Problem requirements >>
Retype the material in full, keeping every word the same.

============

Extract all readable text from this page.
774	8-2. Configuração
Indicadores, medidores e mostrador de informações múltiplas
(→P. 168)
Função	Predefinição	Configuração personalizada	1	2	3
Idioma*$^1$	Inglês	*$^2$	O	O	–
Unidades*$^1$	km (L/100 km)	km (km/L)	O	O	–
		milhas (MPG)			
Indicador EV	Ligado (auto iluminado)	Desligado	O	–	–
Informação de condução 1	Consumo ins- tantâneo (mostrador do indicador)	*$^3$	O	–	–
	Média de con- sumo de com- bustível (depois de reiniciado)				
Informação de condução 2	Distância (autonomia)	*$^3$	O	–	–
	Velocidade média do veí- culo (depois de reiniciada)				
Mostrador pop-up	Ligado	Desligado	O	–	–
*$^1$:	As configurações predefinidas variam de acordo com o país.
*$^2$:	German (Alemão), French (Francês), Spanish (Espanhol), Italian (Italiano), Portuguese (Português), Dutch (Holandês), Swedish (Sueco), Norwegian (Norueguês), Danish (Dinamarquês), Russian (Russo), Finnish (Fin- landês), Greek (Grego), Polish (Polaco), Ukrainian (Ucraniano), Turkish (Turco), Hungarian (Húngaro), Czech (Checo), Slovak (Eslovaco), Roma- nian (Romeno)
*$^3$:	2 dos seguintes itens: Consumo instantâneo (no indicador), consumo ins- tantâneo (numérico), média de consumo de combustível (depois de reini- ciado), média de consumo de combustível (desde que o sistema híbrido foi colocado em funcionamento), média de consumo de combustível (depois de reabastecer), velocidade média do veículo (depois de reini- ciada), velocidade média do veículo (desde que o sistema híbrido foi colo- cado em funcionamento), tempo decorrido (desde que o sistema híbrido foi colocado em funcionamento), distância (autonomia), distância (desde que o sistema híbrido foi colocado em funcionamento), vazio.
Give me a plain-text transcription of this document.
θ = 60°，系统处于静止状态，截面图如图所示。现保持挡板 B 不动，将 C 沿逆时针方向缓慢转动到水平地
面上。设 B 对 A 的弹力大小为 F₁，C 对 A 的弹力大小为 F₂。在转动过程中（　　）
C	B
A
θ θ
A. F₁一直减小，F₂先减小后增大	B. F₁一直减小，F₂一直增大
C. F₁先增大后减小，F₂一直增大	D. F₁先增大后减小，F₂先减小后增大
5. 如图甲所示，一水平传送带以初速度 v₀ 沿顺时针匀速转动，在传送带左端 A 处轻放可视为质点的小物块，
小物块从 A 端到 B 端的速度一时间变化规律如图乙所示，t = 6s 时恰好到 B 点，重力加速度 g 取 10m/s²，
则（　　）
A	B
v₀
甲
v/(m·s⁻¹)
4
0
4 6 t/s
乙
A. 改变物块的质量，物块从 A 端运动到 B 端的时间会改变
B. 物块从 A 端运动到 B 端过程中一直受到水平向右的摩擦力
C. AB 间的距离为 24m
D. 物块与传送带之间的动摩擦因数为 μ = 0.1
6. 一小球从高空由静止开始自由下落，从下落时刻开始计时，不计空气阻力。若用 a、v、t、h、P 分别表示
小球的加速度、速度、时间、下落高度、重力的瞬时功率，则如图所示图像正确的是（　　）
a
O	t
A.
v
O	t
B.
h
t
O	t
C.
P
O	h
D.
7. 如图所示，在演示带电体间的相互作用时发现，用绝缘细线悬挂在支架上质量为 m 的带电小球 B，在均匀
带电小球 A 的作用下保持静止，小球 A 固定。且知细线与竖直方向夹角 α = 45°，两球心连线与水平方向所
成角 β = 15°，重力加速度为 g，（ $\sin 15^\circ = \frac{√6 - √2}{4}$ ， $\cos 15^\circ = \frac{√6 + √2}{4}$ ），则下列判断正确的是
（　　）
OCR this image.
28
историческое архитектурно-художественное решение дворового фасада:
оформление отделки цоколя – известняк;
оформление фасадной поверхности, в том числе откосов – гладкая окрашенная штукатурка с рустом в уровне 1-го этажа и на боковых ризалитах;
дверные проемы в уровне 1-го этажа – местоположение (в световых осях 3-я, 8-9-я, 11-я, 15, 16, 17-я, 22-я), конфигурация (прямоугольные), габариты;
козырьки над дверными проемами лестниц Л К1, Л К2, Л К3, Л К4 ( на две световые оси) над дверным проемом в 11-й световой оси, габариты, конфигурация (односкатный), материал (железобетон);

============

Solved exercise >>
Extract all readable text from this page.
774	8-2. Configuração
Indicadores, medidores e mostrador de informações múltiplas
(→P. 168)
Função	Predefinição	Configuração personalizada	1	2	3
Idioma*$^1$	Inglês	*$^2$	O	O	–
Unidades*$^1$	km (L/100 km)	km (km/L)	O	O	–
		milhas (MPG)			
Indicador EV	Ligado (auto iluminado)	Desligado	O	–	–
Informação de condução 1	Consumo ins- tantâneo (mostrador do indicador)	*$^3$	O	–	–
	Média de con- sumo de com- bustível (depois de reiniciado)				
Informação de condução 2	Distância (autonomia)	*$^3$	O	–	–
	Velocidade média do veí- culo (depois de reiniciada)				
Mostrador pop-up	Ligado	Desligado	O	–	–
*$^1$:	As configurações predefinidas variam de acordo com o país.
*$^2$:	German (Alemão), French (Francês), Spanish (Espanhol), Italian (Italiano), Portuguese (Português), Dutch (Holandês), Swedish (Sueco), Norwegian (Norueguês), Danish (Dinamarquês), Russian (Russo), Finnish (Fin- landês), Greek (Grego), Polish (Polaco), Ukrainian (Ucraniano), Turkish (Turco), Hungarian (Húngaro), Czech (Checo), Slovak (Eslovaco), Roma- nian (Romeno)
*$^3$:	2 dos seguintes itens: Consumo instantâneo (no indicador), consumo ins- tantâneo (numérico), média de consumo de combustível (depois de reini- ciado), média de consumo de combustível (desde que o sistema híbrido foi colocado em funcionamento), média de consumo de combustível (depois de reabastecer), velocidade média do veículo (depois de reini- ciada), velocidade média do veículo (desde que o sistema híbrido foi colo- cado em funcionamento), tempo decorrido (desde que o sistema híbrido foi colocado em funcionamento), distância (autonomia), distância (desde que o sistema híbrido foi colocado em funcionamento), vazio.
Give me a plain-text transcription of this document.
θ = 60°，系统处于静止状态，截面图如图所示。现保持挡板 B 不动，将 C 沿逆时针方向缓慢转动到水平地
面上。设 B 对 A 的弹力大小为 F₁，C 对 A 的弹力大小为 F₂。在转动过程中（　　）
C	B
A
θ θ
A. F₁一直减小，F₂先减小后增大	B. F₁一直减小，F₂一直增大
C. F₁先增大后减小，F₂一直增大	D. F₁先增大后减小，F₂先减小后增大
5. 如图甲所示，一水平传送带以初速度 v₀ 沿顺时针匀速转动，在传送带左端 A 处轻放可视为质点的小物块，
小物块从 A 端到 B 端的速度一时间变化规律如图乙所示，t = 6s 时恰好到 B 点，重力加速度 g 取 10m/s²，
则（　　）
A	B
v₀
甲
v/(m·s⁻¹)
4
0
4 6 t/s
乙
A. 改变物块的质量，物块从 A 端运动到 B 端的时间会改变
B. 物块从 A 端运动到 B 端过程中一直受到水平向右的摩擦力
C. AB 间的距离为 24m
D. 物块与传送带之间的动摩擦因数为 μ = 0.1
6. 一小球从高空由静止开始自由下落，从下落时刻开始计时，不计空气阻力。若用 a、v、t、h、P 分别表示
小球的加速度、速度、时间、下落高度、重力的瞬时功率，则如图所示图像正确的是（　　）
a
O	t
A.
v
O	t
B.
h
t
O	t
C.
P
O	h
D.
7. 如图所示，在演示带电体间的相互作用时发现，用绝缘细线悬挂在支架上质量为 m 的带电小球 B，在均匀
带电小球 A 的作用下保持静止，小球 A 固定。且知细线与竖直方向夹角 α = 45°，两球心连线与水平方向所
成角 β = 15°，重力加速度为 g，（ $\sin 15^\circ = \frac{√6 - √2}{4}$ ， $\cos 15^\circ = \frac{√6 + √2}{4}$ ），则下列判断正确的是
（　　）
OCR this image.
28
историческое архитектурно-художественное решение дворового фасада:
оформление отделки цоколя – известняк;
оформление фасадной поверхности, в том числе откосов – гладкая окрашенная штукатурка с рустом в уровне 1-го этажа и на боковых ризалитах;
дверные проемы в уровне 1-го этажа – местоположение (в световых осях 3-я, 8-9-я, 11-я, 15, 16, 17-я, 22-я), конфигурация (прямоугольные), габариты;
козырьки над дверными проемами лестниц Л К1, Л К2, Л К3, Л К4 ( на две световые оси) над дверным проемом в 11-й световой оси, габариты, конфигурация (односкатный), материал (железобетон);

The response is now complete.